**Exercise directions**
What is the number of lines containing the word "আইনগত"? Give that number alone.

**Data for the task**
####

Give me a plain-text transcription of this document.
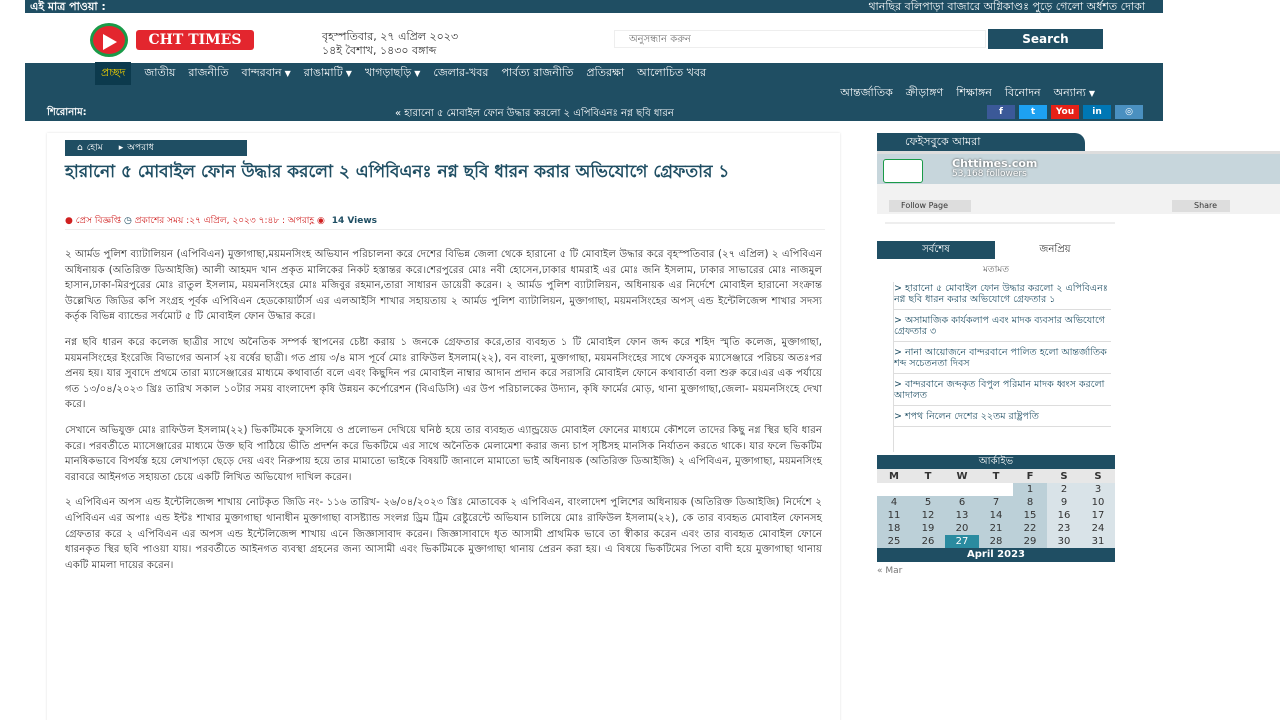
এই মাত্র পাওয়া :	থানছির বলিপাড়া বাজারে অগ্নিকাণ্ডঃ পুড়ে গেলো অর্ধশত দোকা
CHT TIMES	বৃহস্পতিবার, ২৭ এপ্রিল ২০২৩
১৪ই বৈশাখ, ১৪৩০ বঙ্গাব্দ
অনুসন্ধান করুন
Search
প্রচ্ছদ	জাতীয় রাজনীতি বান্দরবান ▼ রাঙামাটি ▼ খাগড়াছড়ি ▼ জেলার-খবর পার্বত্য রাজনীতি প্রতিরক্ষা আলোচিত খবর
আন্তর্জাতিক ক্রীড়াঙ্গণ শিক্ষাঙ্গন বিনোদন অন্যান্য ▼
শিরোনাম:	« হারানো ৫ মোবাইল ফোন উদ্ধার করলো ২ এপিবিএনঃ নগ্ন ছবি ধারন	f	t	You	in	◎
⌂ হোম ▸ অপরাধ
হারানো ৫ মোবাইল ফোন উদ্ধার করলো ২ এপিবিএনঃ নগ্ন ছবি ধারন করার অভিযোগে গ্রেফতার ১
● প্রেস বিজ্ঞপ্তি ◷ প্রকাশের সময় :২৭ এপ্রিল, ২০২৩ ৭:৪৮ : অপরাহ্ণ ◉ 14 Views

২ আর্মড পুলিশ ব্যাটালিয়ন (এপিবিএন) মুক্তাগাছা,ময়মনসিংহ অভিযান পরিচালনা করে দেশের বিভিন্ন জেলা থেকে হারানো ৫ টি মোবাইল উদ্ধার করে বৃহস্পতিবার (২৭ এপ্রিল) ২ এপিবিএন অধিনায়ক (অতিরিক্ত ডিআইজি) আলী আহমদ খান প্রকৃত মালিকের নিকট হস্তান্তর করে।শেরপুরের মোঃ নবী হোসেন,ঢাকার ধামরাই এর মোঃ জনি ইসলাম, ঢাকার সাভারের মোঃ নাজমুল হাসান,ঢাকা-মিরপুরের মোঃ রাতুল ইসলাম, ময়মনসিংহের মোঃ মজিবুর রহমান,তারা সাধারন ডায়েরী করেন। ২ আর্মড পুলিশ ব্যাটালিয়ন, অধিনায়ক এর নির্দেশে মোবাইল হারানো সংক্রান্ত উল্লেখিত জিডির কপি সংগ্রহ পূর্বক এপিবিএন হেডকোয়ার্টার্স এর এলআইসি শাখার সহায়তায় ২ আর্মড পুলিশ ব্যাটালিয়ন, মুক্তাগাছা, ময়মনসিংহের অপস্ এন্ড ইন্টেলিজেন্স শাখার সদস্য কর্তৃক বিভিন্ন ব্যান্ডের সর্বমোট ৫ টি মোবাইল ফোন উদ্ধার করে।

নগ্ন ছবি ধারন করে কলেজ ছাত্রীর সাথে অনৈতিক সম্পর্ক স্থাপনের চেষ্টা করায় ১ জনকে গ্রেফতার করে,তার ব্যবহৃত ১ টি মোবাইল ফোন জব্দ করে শহিদ স্মৃতি কলেজ, মুক্তাগাছা, ময়মনসিংহের ইংরেজি বিভাগের অনার্স ২য় বর্ষের ছাত্রী। গত প্রায় ৩/৪ মাস পূর্বে মোঃ রাফিউল ইসলাম(২২), বন বাংলা, মুক্তাগাছা, ময়মনসিংহের সাথে ফেসবুক ম্যাসেঞ্জারে পরিচয় অতঃপর প্রনয় হয়। যার সুবাদে প্রথমে তারা ম্যাসেঞ্জারের মাধ্যমে কথাবার্তা বলে এবং কিছুদিন পর মোবাইল নাম্বার আদান প্রদান করে সরাসরি মোবাইল ফোনে কথাবার্তা বলা শুরু করে।এর এক পর্যায়ে গত ১৩/০৪/২০২৩ খ্রিঃ তারিখ সকাল ১০টার সময় বাংলাদেশ কৃষি উন্নয়ন কর্পোরেশন (বিএডিসি) এর উপ পরিচালকের উদ্যান, কৃষি ফার্মের মোড়, থানা মুক্তাগাছা,জেলা- ময়মনসিংহে দেখা করে।

সেখানে অভিযুক্ত মোঃ রাফিউল ইসলাম(২২) ভিকটিমকে ফুসলিয়ে ও প্রলোভন দেখিয়ে ঘনিষ্ঠ হয়ে তার ব্যবহৃত এ্যান্ড্রয়েড মোবাইল ফোনের মাধ্যমে কৌশলে তাদের কিছু নগ্ন স্থির ছবি ধারন করে। পরবর্তীতে ম্যাসেঞ্জারের মাধ্যমে উক্ত ছবি পাঠিয়ে ভীতি প্রদর্শন করে ভিকটিমে এর সাথে অনৈতিক মেলামেশা করার জন্য চাপ সৃষ্টিসহ মানসিক নির্যাতন করতে থাকে। যার ফলে ভিকটিম মানষিকভাবে বিপর্যস্ত হয়ে লেখাপড়া ছেড়ে দেয় এবং নিরুপায় হয়ে তার মামাতো ভাইকে বিষয়টি জানালে মামাতো ভাই অধিনায়ক (অতিরিক্ত ডিআইজি) ২ এপিবিএন, মুক্তাগাছা, ময়মনসিংহ বরাবরে আইনগত সহায়তা চেয়ে একটি লিখিত অভিযোগ দাখিল করেন।

২ এপিবিএন অপস এন্ড ইন্টেলিজেন্স শাখায় নোটকৃত জিডি নং- ১১৬ তারিখ- ২৬/০৪/২০২৩ খ্রিঃ মোতাবেক ২ এপিবিএন, বাংলাদেশ পুলিশের অধিনায়ক (অতিরিক্ত ডিআইজি) নির্দেশে ২ এপিবিএন এর অপাঃ এন্ড ইন্টঃ শাখার মুক্তাগাছা থানাধীন মুক্তাগাছা বাসষ্ট্যান্ড সংলগ্ন ড্রিম ট্রিম রেষ্টুরেন্টে অভিযান চালিয়ে মোঃ রাফিউল ইসলাম(২২), কে তার ব্যবহৃত মোবাইল ফোনসহ গ্রেফতার করে ২ এপিবিএন এর অপস এন্ড ইন্টেলিজেন্স শাখায় এনে জিজ্ঞাসাবাদ করেন। জিজ্ঞাসাবাদে ধৃত আসামী প্রাথমিক ভাবে তা স্বীকার করেন এবং তার ব্যবহৃত মোবাইল ফোনে ধারনকৃত স্থির ছবি পাওয়া যায়। পরবর্তীতে আইনগত ব্যবস্থা গ্রহনের জন্য আসামী এবং ভিকটিমকে মুক্তাগাছা থানায় প্রেরন করা হয়। এ বিষয়ে ভিকটিমের পিতা বাদী হয়ে মুক্তাগাছা থানায় একটি মামলা দায়ের করেন।

ফেইসবুকে আমরা
Chttimes.com
53,168 followers
Follow Page	Share
সর্বশেষ	জনপ্রিয়
মতামত
> হারানো ৫ মোবাইল ফোন উদ্ধার করলো ২ এপিবিএনঃ নগ্ন ছবি ধারন করার অভিযোগে গ্রেফতার ১
> অসামাজিক কার্যকলাপ এবং মাদক ব্যবসার অভিযোগে গ্রেফতার ৩
> নানা আয়োজনে বান্দরবানে পালিত হলো আন্তর্জাতিক শব্দ সচেতনতা দিবস
> বান্দরবানে জব্দকৃত বিপুল পরিমান মাদক ধ্বংস করলো আদালত
> শপথ নিলেন দেশের ২২তম রাষ্ট্রপতি
আর্কাইভ
M	T	W	T	F	S	S
				1	2	3
4	5	6	7	8	9	10
11	12	13	14	15	16	17
18	19	20	21	22	23	24
25	26	27	28	29	30	31
April 2023
« Mar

####

**Result of this task**
2